#### Direction
Copy out each line that includes the word "Please".

#### Data records

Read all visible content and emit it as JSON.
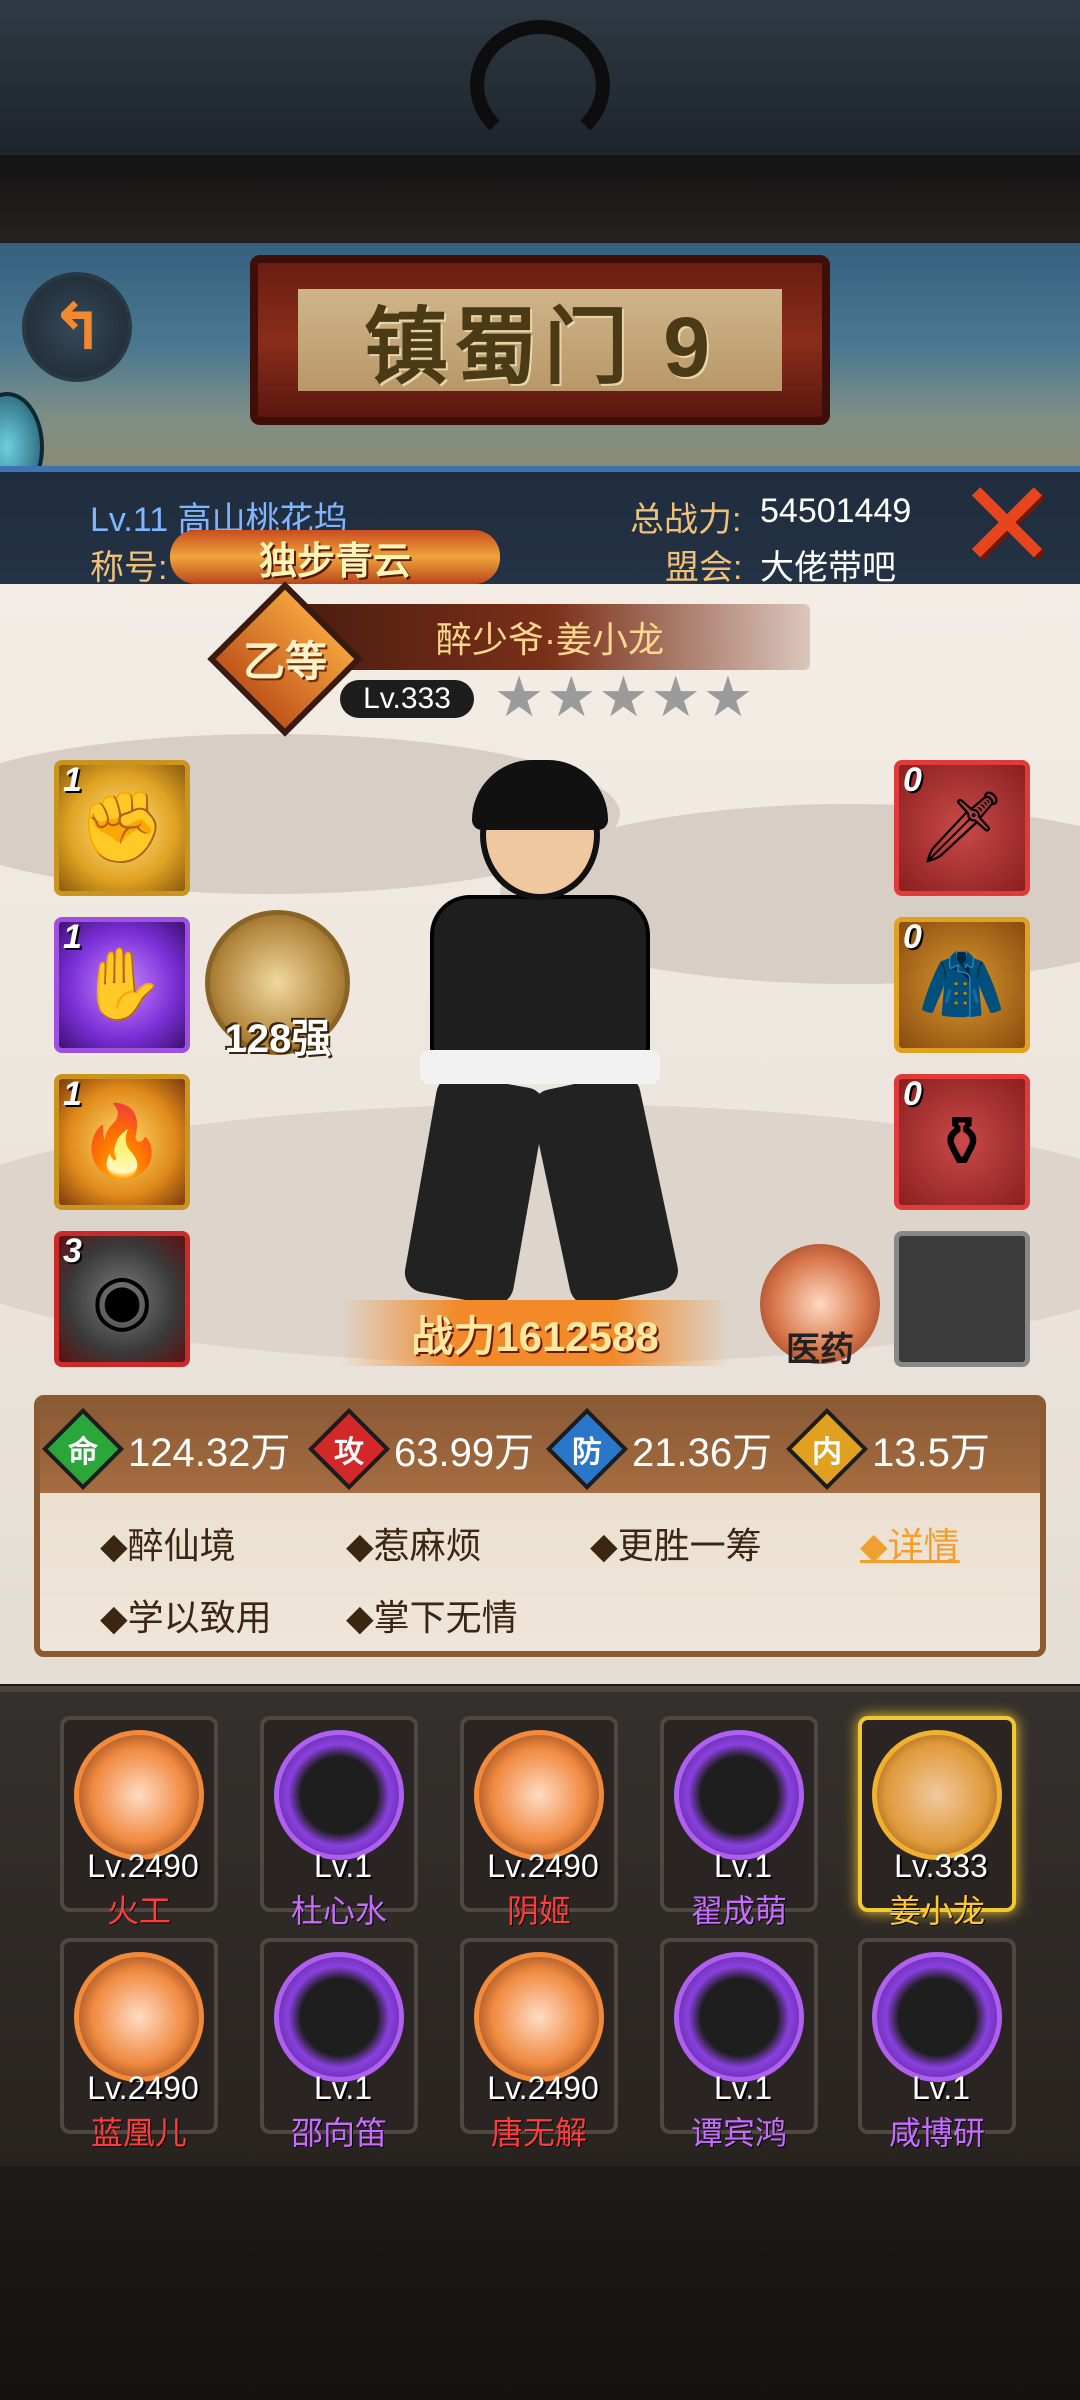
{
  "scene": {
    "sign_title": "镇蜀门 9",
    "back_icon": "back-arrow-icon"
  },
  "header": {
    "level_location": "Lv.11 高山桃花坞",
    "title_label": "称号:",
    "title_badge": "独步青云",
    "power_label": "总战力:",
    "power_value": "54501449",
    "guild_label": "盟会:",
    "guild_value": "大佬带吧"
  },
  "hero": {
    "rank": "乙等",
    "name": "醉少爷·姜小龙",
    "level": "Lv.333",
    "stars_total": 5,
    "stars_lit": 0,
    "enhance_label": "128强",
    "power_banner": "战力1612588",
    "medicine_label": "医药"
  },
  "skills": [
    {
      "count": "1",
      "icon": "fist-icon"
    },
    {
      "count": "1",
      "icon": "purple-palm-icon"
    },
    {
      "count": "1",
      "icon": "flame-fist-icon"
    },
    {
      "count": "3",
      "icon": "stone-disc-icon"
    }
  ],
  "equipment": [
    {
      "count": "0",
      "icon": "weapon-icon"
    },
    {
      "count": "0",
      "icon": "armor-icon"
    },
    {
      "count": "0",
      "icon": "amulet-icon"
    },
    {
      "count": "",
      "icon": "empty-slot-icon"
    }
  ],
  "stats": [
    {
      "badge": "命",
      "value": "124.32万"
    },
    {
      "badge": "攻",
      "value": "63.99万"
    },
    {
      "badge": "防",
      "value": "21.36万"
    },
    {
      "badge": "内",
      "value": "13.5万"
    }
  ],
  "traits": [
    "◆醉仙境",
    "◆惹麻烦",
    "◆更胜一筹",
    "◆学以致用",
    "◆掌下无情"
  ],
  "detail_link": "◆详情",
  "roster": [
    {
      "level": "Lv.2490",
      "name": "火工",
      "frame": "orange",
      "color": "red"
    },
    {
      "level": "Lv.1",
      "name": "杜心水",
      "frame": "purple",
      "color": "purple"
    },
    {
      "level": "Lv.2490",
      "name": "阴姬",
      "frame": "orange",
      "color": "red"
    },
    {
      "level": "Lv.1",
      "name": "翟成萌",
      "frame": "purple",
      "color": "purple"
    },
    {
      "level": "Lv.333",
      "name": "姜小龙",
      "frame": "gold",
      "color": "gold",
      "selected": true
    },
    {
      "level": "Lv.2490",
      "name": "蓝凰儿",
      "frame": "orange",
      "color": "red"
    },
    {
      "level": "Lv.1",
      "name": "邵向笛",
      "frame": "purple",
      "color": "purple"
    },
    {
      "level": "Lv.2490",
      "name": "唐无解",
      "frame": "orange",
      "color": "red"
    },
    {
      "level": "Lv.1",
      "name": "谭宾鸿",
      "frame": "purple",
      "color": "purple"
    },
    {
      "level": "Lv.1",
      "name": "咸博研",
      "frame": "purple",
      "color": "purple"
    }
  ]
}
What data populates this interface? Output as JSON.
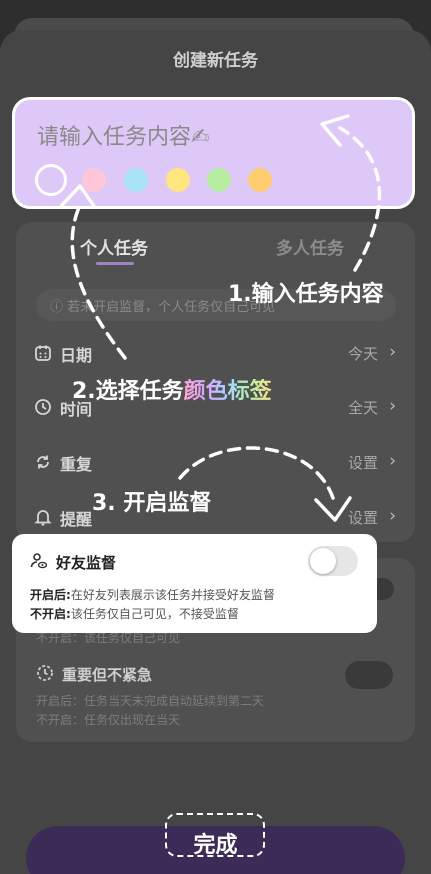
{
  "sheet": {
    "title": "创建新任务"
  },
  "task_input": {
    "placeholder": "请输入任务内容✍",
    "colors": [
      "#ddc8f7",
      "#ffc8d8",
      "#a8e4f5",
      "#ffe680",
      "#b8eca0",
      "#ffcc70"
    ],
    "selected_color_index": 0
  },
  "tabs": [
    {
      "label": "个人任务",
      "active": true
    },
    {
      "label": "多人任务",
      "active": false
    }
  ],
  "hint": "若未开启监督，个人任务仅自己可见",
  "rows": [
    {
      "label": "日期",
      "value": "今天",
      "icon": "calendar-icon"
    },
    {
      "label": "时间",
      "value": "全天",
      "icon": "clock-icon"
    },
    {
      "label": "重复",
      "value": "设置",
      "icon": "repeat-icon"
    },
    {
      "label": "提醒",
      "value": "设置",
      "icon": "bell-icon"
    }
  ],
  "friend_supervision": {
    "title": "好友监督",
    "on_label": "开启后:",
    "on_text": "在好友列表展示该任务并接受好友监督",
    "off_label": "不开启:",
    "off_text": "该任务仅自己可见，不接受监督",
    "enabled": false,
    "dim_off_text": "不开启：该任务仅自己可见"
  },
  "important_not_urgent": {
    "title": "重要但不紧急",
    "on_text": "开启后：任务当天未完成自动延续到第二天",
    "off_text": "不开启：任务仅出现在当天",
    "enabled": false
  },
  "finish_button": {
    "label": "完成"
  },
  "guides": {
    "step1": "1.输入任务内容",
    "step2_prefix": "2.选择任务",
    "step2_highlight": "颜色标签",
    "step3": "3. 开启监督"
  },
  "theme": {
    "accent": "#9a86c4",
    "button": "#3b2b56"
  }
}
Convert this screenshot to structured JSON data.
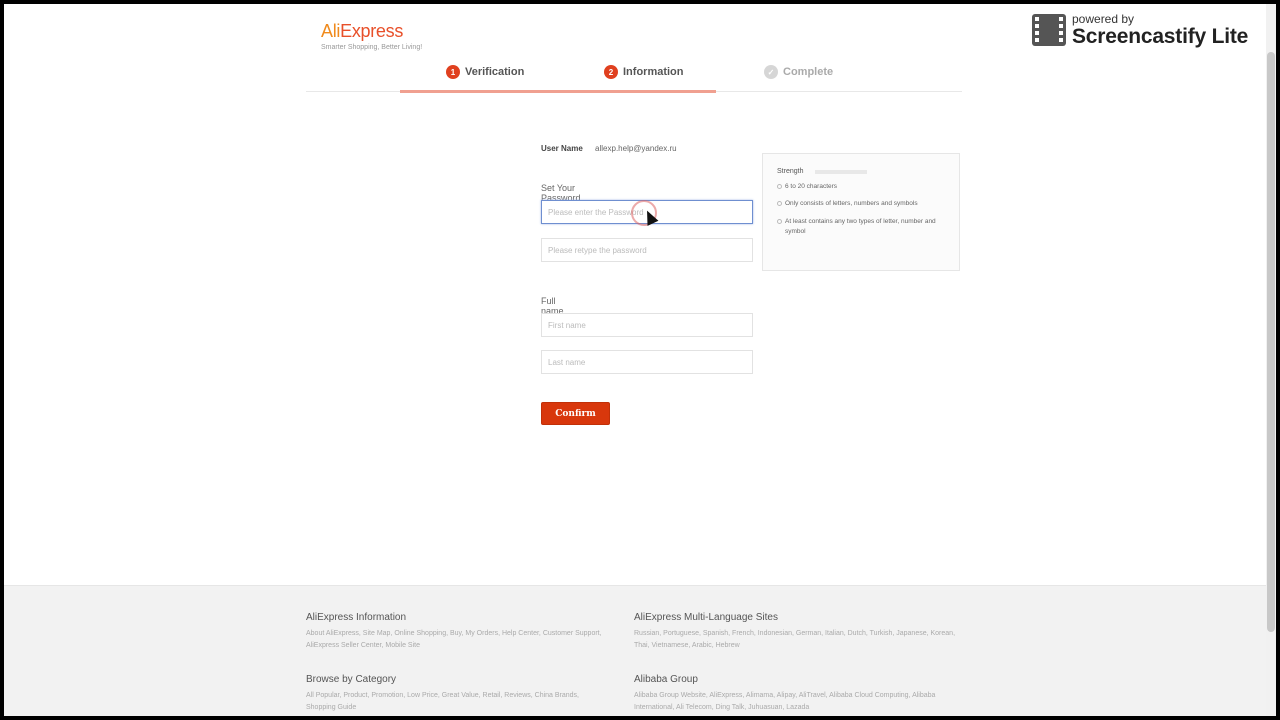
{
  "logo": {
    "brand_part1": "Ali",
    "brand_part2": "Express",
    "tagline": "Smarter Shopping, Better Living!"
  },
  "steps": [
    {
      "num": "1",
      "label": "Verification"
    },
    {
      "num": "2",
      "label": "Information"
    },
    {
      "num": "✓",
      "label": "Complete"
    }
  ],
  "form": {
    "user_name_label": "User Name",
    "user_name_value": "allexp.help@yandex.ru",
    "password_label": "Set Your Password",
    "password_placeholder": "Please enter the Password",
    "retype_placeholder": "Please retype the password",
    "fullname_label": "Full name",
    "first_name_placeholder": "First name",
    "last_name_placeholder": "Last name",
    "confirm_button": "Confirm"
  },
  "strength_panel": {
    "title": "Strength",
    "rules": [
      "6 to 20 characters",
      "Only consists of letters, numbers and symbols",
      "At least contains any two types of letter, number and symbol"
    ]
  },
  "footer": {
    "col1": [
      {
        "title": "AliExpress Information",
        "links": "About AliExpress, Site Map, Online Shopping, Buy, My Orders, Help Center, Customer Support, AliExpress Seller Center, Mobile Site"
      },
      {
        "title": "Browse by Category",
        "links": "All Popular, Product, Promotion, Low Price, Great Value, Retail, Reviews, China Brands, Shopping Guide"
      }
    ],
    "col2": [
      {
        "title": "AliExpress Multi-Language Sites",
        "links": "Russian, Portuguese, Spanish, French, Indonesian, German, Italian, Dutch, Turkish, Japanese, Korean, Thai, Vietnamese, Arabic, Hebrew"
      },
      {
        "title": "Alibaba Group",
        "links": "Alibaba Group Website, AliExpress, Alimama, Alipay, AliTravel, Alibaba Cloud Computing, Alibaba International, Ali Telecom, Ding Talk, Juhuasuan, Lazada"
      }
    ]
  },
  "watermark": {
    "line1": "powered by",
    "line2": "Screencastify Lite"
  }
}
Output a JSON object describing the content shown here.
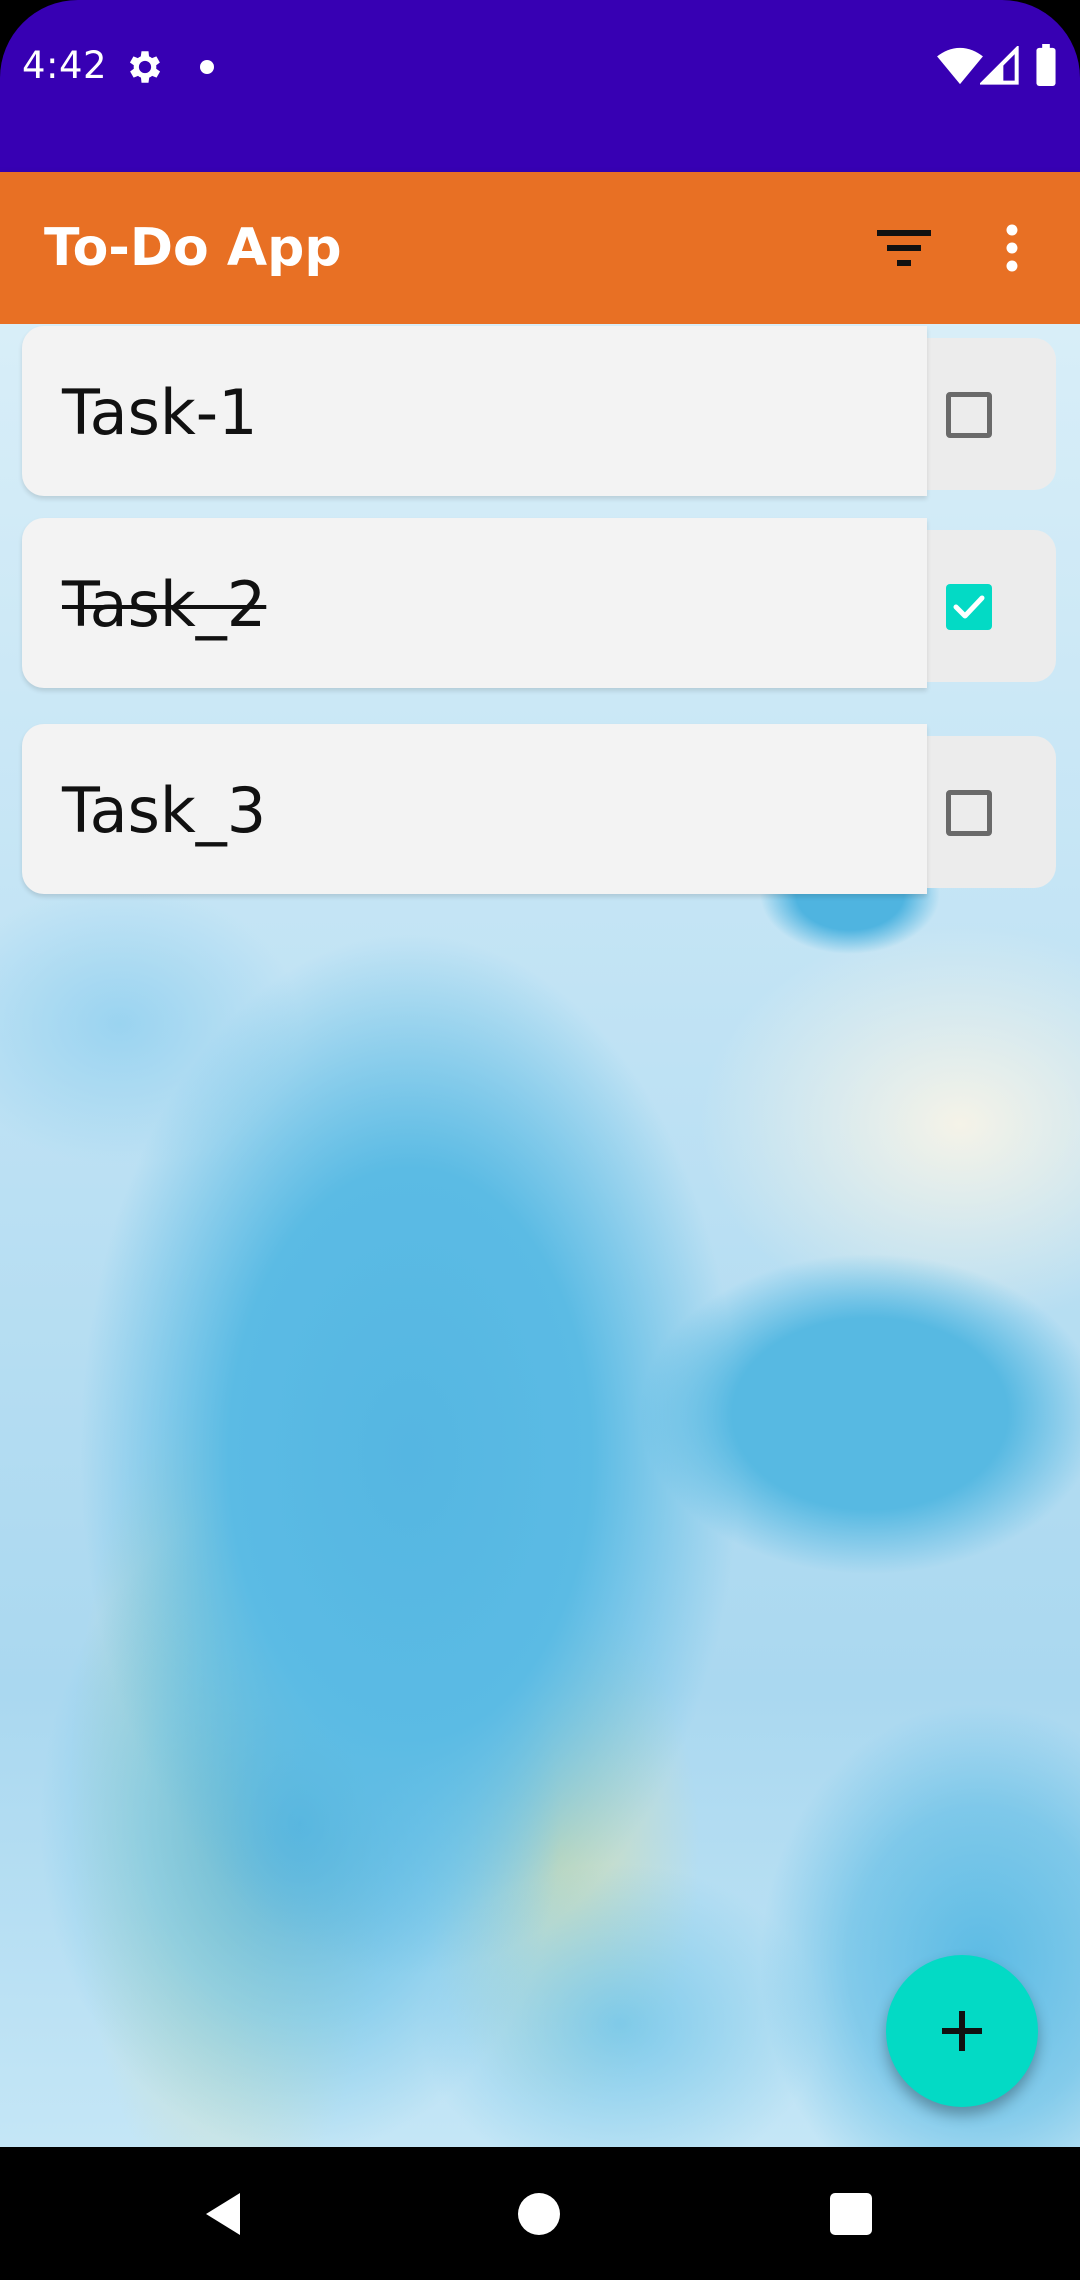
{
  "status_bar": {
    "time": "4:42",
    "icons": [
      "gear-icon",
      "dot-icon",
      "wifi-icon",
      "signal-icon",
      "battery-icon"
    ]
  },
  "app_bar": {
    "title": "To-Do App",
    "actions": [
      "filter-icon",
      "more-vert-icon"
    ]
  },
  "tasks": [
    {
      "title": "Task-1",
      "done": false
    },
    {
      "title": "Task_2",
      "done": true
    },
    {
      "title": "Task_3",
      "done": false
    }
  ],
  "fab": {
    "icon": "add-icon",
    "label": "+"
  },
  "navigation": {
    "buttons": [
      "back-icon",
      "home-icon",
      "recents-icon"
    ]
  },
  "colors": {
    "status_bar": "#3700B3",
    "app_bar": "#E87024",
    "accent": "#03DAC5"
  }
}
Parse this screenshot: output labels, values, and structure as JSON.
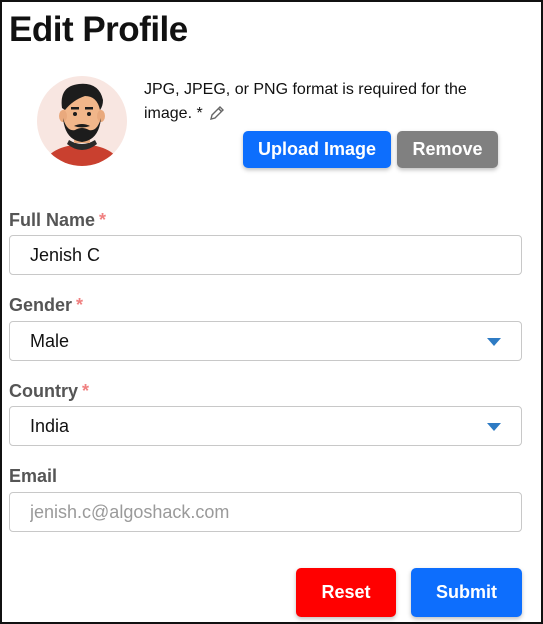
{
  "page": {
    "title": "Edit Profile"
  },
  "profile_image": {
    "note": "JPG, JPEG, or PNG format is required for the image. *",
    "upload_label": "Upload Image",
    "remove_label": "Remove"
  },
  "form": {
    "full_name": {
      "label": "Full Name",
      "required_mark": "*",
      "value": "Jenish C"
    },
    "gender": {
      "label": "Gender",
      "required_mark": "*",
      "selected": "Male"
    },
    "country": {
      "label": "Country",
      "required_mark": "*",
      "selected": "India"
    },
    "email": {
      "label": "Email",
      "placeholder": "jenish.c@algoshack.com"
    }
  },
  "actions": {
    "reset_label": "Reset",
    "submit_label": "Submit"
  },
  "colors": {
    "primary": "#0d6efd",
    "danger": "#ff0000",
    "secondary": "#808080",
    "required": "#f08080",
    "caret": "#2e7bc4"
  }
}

#### Written reply
    "password_placeholder": "Please enter the Password",
    "retype_placeholder": "Please retype the password",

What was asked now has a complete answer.